* **WHAT IS REQUIRED**
Below is a listing; write it out exactly and drop any images from it.
__________________________________________________
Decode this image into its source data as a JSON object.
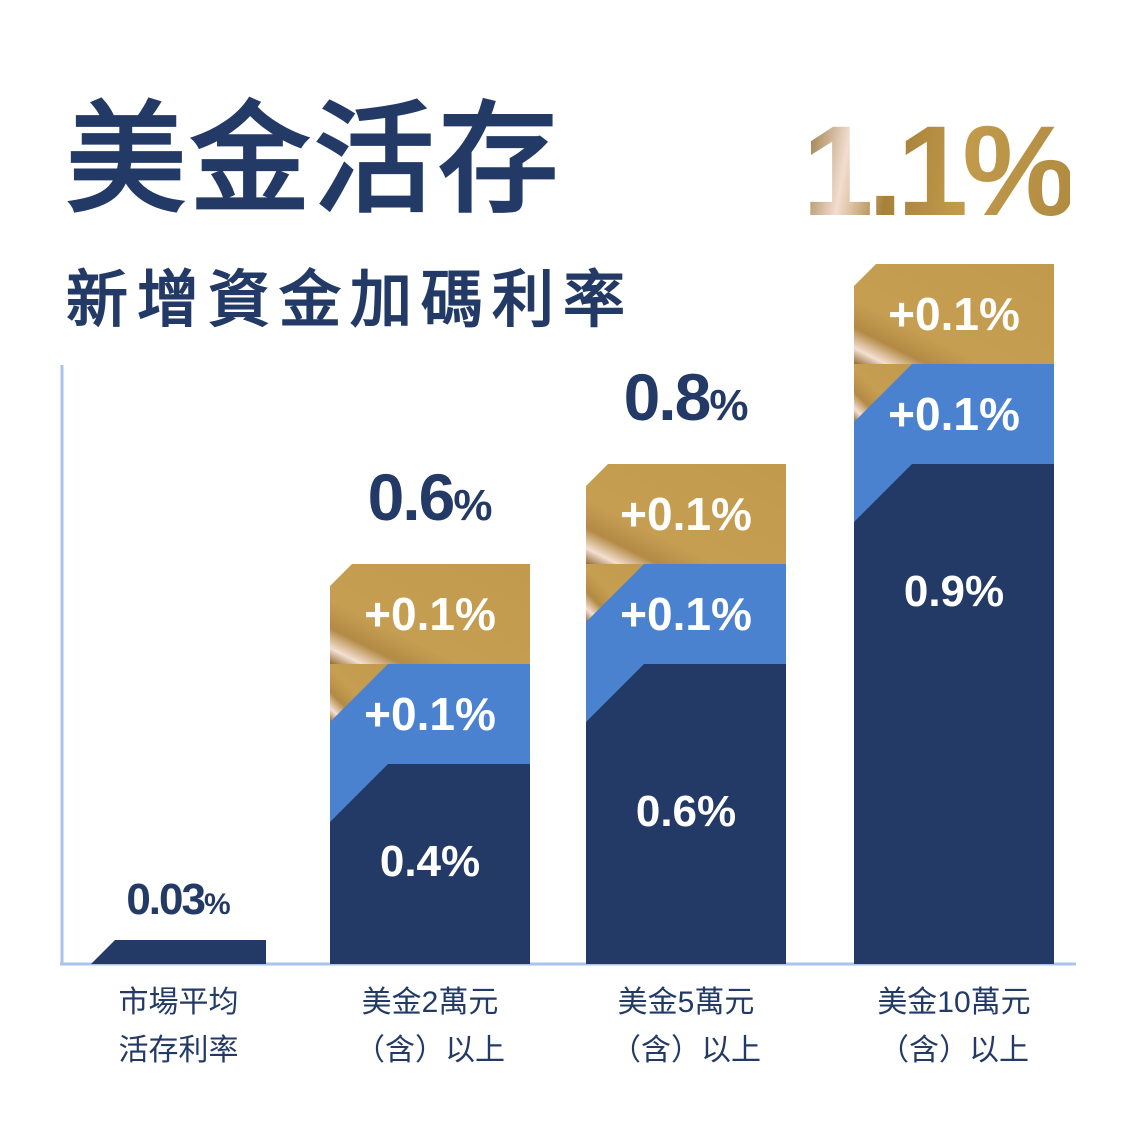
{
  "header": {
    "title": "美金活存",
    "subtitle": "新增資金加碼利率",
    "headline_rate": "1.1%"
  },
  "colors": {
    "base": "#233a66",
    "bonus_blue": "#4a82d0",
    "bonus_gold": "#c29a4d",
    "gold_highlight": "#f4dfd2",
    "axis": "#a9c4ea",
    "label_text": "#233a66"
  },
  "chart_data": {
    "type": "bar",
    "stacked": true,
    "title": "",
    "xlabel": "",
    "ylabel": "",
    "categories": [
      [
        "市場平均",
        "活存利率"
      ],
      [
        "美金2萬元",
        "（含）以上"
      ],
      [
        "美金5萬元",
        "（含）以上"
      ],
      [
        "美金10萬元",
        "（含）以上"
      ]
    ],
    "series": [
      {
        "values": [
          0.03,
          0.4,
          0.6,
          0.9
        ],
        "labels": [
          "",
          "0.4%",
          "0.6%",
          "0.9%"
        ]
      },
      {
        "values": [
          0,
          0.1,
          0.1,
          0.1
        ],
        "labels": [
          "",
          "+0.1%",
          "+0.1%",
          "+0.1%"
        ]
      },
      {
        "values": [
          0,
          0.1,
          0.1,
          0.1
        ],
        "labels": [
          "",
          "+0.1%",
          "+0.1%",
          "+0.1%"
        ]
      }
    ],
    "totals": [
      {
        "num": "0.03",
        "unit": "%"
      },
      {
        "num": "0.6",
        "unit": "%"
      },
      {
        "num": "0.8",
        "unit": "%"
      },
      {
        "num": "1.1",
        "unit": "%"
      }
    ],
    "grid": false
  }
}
__________________________________________________
* **OUTPUT FOR THIS EXERCISE**
Decode this image into its source data as a JSON object.
{
  "header": {
    "title": "美金活存",
    "subtitle": "新增資金加碼利率",
    "headline_rate": "1.1%"
  },
  "colors": {
    "base": "#233a66",
    "bonus_blue": "#4a82d0",
    "bonus_gold": "#c29a4d",
    "gold_highlight": "#f4dfd2",
    "axis": "#a9c4ea",
    "label_text": "#233a66"
  },
  "chart_data": {
    "type": "bar",
    "stacked": true,
    "title": "",
    "xlabel": "",
    "ylabel": "",
    "categories": [
      [
        "市場平均",
        "活存利率"
      ],
      [
        "美金2萬元",
        "（含）以上"
      ],
      [
        "美金5萬元",
        "（含）以上"
      ],
      [
        "美金10萬元",
        "（含）以上"
      ]
    ],
    "series": [
      {
        "values": [
          0.03,
          0.4,
          0.6,
          0.9
        ],
        "labels": [
          "",
          "0.4%",
          "0.6%",
          "0.9%"
        ]
      },
      {
        "values": [
          0,
          0.1,
          0.1,
          0.1
        ],
        "labels": [
          "",
          "+0.1%",
          "+0.1%",
          "+0.1%"
        ]
      },
      {
        "values": [
          0,
          0.1,
          0.1,
          0.1
        ],
        "labels": [
          "",
          "+0.1%",
          "+0.1%",
          "+0.1%"
        ]
      }
    ],
    "totals": [
      {
        "num": "0.03",
        "unit": "%"
      },
      {
        "num": "0.6",
        "unit": "%"
      },
      {
        "num": "0.8",
        "unit": "%"
      },
      {
        "num": "1.1",
        "unit": "%"
      }
    ],
    "grid": false
  }
}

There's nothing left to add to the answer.